"""

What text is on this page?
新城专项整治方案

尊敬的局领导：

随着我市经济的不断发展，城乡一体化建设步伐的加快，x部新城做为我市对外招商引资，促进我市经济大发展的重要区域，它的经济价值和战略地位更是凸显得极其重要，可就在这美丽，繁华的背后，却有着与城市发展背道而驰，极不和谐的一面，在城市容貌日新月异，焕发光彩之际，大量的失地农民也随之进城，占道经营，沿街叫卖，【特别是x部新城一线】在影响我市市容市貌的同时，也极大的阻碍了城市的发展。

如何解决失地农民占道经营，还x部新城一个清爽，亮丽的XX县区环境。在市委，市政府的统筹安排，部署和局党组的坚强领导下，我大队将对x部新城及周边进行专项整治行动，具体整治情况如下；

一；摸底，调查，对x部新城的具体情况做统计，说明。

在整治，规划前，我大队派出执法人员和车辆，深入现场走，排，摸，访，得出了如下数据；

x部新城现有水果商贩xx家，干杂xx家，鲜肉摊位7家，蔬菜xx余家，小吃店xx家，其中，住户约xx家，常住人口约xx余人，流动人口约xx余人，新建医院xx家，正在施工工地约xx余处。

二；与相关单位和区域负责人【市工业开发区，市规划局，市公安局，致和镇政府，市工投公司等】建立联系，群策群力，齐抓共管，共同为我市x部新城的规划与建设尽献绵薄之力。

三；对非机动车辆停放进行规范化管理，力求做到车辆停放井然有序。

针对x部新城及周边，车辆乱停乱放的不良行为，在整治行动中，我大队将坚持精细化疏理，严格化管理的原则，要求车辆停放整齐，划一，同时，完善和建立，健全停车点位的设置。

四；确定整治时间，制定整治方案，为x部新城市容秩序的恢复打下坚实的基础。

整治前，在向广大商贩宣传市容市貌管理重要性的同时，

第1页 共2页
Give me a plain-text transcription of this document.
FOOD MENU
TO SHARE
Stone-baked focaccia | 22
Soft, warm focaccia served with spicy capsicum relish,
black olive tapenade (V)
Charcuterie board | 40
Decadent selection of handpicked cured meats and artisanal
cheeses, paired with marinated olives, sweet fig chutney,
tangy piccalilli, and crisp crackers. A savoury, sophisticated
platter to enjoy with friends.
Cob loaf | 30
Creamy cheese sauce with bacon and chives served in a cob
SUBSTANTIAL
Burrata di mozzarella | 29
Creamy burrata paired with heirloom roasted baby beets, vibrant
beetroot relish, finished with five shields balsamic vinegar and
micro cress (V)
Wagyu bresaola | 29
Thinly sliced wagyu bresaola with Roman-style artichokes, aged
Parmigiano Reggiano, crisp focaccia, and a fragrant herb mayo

"""

What is needed:
From the listing, copy each line containing the word "served".

Expected answer:
Soft, warm focaccia served with spicy capsicum relish,
Creamy cheese sauce with bacon and chives served in a cob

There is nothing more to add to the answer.